[start of Records to use]

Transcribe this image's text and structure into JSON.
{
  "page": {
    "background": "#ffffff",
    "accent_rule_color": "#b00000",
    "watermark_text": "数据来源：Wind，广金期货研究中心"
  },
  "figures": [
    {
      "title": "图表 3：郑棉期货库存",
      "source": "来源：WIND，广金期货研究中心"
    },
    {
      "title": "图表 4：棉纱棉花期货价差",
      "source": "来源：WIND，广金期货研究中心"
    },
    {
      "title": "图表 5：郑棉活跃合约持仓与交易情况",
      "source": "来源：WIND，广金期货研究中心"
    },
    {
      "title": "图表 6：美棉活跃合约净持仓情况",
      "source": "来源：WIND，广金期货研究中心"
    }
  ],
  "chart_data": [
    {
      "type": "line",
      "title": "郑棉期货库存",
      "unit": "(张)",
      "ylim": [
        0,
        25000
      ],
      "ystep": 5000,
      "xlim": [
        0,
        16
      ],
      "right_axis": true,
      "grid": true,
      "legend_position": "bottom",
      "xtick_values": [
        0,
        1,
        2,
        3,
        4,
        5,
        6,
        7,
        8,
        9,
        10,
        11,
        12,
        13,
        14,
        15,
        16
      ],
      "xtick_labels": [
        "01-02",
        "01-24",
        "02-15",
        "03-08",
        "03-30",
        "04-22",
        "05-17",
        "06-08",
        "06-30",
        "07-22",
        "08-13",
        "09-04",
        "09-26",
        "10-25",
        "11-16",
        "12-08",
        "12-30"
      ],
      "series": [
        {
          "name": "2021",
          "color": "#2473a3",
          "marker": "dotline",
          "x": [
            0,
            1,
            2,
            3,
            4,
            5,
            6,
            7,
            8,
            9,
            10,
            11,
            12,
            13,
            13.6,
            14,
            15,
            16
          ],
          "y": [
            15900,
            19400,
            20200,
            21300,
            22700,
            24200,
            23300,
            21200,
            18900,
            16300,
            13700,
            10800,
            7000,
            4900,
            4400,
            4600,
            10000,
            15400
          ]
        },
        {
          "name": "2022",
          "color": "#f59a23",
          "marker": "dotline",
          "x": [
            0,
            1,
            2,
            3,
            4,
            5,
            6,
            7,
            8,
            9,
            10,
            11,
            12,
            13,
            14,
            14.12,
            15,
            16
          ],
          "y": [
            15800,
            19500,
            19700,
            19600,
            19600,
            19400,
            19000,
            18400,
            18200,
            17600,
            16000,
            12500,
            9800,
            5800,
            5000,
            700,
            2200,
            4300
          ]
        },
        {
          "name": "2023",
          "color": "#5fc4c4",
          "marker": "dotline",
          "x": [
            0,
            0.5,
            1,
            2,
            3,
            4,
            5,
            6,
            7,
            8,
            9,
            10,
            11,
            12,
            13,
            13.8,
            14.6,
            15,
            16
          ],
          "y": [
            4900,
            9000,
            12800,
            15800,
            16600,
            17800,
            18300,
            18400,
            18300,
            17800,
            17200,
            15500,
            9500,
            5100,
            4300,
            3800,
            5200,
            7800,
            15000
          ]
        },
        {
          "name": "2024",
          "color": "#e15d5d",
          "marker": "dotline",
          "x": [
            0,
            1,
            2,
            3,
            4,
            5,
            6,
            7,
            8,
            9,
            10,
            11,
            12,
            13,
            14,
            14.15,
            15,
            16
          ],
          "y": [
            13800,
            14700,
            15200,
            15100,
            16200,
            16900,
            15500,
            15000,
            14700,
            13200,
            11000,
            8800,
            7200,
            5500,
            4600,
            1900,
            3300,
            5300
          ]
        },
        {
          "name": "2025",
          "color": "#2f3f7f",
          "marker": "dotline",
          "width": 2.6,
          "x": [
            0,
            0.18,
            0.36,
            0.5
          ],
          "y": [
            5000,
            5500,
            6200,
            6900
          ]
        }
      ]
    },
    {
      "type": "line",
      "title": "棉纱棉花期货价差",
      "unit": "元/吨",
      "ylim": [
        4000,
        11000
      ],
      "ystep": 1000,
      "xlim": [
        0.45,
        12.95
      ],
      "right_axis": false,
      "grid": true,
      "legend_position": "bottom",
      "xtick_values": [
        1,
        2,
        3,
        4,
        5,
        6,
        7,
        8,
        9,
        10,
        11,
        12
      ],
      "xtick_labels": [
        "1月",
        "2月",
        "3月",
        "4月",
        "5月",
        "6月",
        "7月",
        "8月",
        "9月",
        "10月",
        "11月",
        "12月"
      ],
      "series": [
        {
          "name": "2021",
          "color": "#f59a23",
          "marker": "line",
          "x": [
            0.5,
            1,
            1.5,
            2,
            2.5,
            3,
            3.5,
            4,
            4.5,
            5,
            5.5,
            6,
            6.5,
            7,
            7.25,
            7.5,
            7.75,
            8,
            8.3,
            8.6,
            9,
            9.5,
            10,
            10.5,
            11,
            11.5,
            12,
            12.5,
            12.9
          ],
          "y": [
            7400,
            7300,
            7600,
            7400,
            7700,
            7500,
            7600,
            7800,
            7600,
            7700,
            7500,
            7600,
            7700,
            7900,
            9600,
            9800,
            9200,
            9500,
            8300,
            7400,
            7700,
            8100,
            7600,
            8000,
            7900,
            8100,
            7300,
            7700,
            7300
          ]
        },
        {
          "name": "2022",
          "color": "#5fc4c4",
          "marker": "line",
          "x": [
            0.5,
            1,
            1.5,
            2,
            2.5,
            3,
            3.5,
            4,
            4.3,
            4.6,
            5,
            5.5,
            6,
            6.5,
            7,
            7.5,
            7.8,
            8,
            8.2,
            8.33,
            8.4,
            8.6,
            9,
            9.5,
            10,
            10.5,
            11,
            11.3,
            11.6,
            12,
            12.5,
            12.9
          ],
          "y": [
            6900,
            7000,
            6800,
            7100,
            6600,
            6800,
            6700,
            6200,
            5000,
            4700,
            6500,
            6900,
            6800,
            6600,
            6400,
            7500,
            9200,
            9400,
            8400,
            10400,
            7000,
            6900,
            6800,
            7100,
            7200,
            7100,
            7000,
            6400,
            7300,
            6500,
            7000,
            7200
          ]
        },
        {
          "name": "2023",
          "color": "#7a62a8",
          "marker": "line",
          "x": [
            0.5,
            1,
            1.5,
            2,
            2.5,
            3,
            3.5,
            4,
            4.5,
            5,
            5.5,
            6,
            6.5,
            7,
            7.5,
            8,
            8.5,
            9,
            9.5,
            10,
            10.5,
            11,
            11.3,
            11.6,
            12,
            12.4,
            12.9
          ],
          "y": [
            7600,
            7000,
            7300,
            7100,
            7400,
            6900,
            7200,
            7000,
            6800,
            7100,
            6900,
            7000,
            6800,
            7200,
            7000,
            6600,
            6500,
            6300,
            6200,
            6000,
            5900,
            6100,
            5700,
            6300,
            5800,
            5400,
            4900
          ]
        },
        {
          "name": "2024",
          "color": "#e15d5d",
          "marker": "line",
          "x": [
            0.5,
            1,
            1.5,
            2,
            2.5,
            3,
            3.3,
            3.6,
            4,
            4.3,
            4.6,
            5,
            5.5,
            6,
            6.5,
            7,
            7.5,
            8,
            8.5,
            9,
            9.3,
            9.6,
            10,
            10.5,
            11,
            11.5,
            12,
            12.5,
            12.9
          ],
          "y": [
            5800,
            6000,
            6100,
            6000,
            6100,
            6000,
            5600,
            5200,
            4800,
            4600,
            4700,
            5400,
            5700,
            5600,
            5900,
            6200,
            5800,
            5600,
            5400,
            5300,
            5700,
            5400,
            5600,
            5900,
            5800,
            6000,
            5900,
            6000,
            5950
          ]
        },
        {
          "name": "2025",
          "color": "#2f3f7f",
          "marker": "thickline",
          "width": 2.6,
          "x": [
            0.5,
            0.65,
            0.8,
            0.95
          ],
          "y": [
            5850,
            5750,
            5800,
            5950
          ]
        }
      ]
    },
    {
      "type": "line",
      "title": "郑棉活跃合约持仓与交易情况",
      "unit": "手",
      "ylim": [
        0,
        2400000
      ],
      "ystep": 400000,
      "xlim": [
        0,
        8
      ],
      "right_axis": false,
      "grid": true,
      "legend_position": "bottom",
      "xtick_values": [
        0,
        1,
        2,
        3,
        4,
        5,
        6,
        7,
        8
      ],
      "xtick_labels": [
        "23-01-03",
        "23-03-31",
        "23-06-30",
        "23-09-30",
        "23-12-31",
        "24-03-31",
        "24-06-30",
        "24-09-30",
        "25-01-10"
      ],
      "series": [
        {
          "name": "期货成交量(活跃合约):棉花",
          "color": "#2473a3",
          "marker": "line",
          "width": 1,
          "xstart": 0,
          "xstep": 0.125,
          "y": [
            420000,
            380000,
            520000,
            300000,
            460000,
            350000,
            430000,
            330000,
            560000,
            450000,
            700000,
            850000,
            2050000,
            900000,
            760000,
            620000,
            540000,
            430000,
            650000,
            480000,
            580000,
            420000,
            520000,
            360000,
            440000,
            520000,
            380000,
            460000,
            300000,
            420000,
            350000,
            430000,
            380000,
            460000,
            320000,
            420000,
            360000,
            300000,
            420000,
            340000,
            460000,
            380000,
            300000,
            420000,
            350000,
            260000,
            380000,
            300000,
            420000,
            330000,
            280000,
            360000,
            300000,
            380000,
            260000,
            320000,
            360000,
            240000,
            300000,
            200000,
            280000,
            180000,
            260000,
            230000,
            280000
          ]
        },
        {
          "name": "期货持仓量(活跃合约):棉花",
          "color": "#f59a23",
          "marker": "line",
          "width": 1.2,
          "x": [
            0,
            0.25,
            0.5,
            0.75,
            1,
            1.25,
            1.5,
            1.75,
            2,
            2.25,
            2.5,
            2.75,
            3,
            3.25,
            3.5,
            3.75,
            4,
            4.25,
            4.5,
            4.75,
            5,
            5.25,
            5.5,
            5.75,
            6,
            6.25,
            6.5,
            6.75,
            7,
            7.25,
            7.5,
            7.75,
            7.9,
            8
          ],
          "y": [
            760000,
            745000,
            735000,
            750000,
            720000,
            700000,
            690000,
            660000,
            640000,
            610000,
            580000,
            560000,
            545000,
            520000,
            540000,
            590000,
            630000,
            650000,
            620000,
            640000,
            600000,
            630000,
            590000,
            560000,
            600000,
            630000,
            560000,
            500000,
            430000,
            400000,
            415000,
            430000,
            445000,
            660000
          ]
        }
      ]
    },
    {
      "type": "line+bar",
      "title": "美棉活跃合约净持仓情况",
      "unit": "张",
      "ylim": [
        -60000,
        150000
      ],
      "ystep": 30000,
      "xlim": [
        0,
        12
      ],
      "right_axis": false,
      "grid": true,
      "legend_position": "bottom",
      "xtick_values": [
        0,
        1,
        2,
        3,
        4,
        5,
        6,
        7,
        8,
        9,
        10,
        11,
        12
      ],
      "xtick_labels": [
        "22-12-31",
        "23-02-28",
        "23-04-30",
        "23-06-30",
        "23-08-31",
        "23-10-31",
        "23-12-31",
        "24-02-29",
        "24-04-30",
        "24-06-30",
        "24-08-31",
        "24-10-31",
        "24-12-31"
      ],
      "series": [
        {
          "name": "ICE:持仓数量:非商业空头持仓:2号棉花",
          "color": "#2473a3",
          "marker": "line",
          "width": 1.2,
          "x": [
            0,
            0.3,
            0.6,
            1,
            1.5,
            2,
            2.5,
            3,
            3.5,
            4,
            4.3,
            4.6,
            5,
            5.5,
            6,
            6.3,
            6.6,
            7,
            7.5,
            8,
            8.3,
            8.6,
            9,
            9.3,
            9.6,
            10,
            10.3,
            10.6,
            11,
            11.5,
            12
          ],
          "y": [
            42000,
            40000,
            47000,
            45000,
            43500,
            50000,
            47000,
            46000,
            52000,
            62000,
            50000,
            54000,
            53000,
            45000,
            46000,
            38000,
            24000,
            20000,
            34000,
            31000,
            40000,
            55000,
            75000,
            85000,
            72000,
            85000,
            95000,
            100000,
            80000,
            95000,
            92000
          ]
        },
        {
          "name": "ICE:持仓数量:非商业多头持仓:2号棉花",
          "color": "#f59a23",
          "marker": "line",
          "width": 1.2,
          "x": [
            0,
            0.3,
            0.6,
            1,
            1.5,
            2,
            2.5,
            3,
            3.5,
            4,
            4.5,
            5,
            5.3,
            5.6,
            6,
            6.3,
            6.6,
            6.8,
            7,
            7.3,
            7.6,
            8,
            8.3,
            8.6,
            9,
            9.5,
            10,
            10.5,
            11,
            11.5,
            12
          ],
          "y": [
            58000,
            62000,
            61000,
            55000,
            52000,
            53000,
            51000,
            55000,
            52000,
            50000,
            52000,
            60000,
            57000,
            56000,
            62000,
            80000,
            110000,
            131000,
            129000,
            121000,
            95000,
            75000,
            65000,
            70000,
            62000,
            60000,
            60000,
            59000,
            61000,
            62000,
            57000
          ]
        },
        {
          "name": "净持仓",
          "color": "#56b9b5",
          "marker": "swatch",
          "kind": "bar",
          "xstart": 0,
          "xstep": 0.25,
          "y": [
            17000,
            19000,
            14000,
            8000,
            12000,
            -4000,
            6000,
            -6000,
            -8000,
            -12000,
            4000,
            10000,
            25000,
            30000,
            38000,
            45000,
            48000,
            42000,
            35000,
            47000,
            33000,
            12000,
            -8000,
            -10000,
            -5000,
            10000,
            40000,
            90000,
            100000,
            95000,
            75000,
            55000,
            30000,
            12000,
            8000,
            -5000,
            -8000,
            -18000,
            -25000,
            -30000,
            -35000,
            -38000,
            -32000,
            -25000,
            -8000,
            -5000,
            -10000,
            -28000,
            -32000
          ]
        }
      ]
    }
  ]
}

[end of Records to use]
[start of Records to use]

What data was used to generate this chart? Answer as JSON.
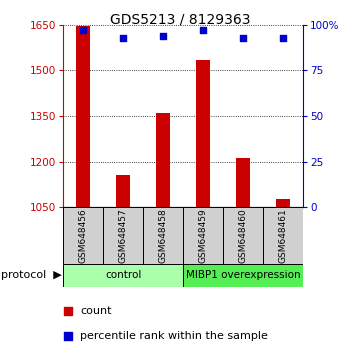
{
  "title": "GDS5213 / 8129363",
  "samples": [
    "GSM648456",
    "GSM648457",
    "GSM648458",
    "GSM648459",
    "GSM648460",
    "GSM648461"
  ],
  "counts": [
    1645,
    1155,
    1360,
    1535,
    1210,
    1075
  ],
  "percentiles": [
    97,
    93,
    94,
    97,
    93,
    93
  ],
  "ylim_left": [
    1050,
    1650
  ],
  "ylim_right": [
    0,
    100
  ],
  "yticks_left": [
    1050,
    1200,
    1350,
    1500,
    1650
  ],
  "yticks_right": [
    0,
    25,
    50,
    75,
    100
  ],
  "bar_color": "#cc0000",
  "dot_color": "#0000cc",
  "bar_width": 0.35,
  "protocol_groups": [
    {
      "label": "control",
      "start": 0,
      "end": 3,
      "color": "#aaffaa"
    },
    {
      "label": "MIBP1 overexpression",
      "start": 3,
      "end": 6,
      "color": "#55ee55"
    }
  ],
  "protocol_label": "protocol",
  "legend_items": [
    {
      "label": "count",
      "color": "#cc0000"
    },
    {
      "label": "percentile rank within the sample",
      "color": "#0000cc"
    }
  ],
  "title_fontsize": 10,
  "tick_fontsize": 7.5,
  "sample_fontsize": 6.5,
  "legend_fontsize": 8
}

[end of Records to use]
[start of Records to use]

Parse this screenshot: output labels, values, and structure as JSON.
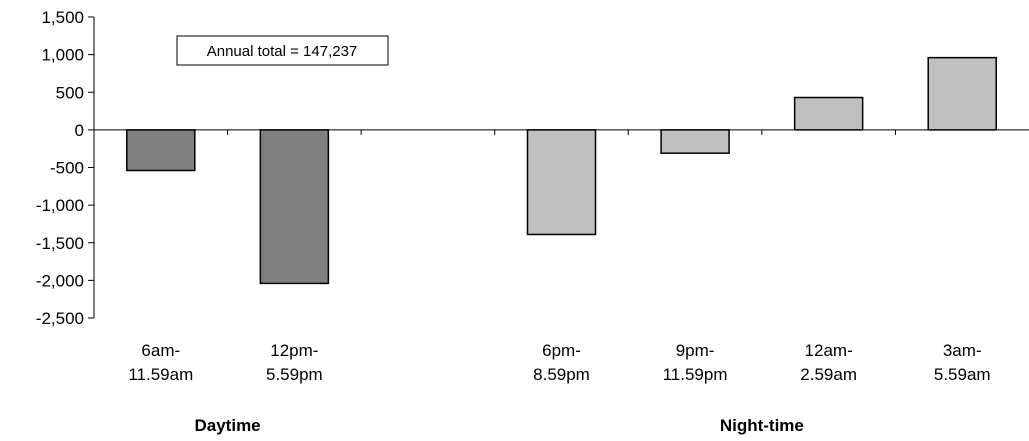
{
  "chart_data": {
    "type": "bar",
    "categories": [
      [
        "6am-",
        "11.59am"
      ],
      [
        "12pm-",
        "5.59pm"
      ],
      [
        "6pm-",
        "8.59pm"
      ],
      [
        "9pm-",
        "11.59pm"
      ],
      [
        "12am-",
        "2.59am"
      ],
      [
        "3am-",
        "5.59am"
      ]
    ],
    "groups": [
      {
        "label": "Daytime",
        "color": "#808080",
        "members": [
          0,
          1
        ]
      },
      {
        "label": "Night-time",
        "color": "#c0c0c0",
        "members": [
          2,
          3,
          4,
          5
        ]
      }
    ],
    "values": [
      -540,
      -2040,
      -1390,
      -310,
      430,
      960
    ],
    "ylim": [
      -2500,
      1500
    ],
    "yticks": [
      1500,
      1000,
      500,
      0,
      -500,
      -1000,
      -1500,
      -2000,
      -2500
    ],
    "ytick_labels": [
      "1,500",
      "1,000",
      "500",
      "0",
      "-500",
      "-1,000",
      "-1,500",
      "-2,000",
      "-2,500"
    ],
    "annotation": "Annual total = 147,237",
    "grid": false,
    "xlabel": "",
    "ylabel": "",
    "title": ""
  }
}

[end of Records to use]

Search the listing for the word "美棉活跃合约净持仓情况". Copy every line in which it occurs.

The response:
      "title": "图表 6：美棉活跃合约净持仓情况",
      "title": "美棉活跃合约净持仓情况",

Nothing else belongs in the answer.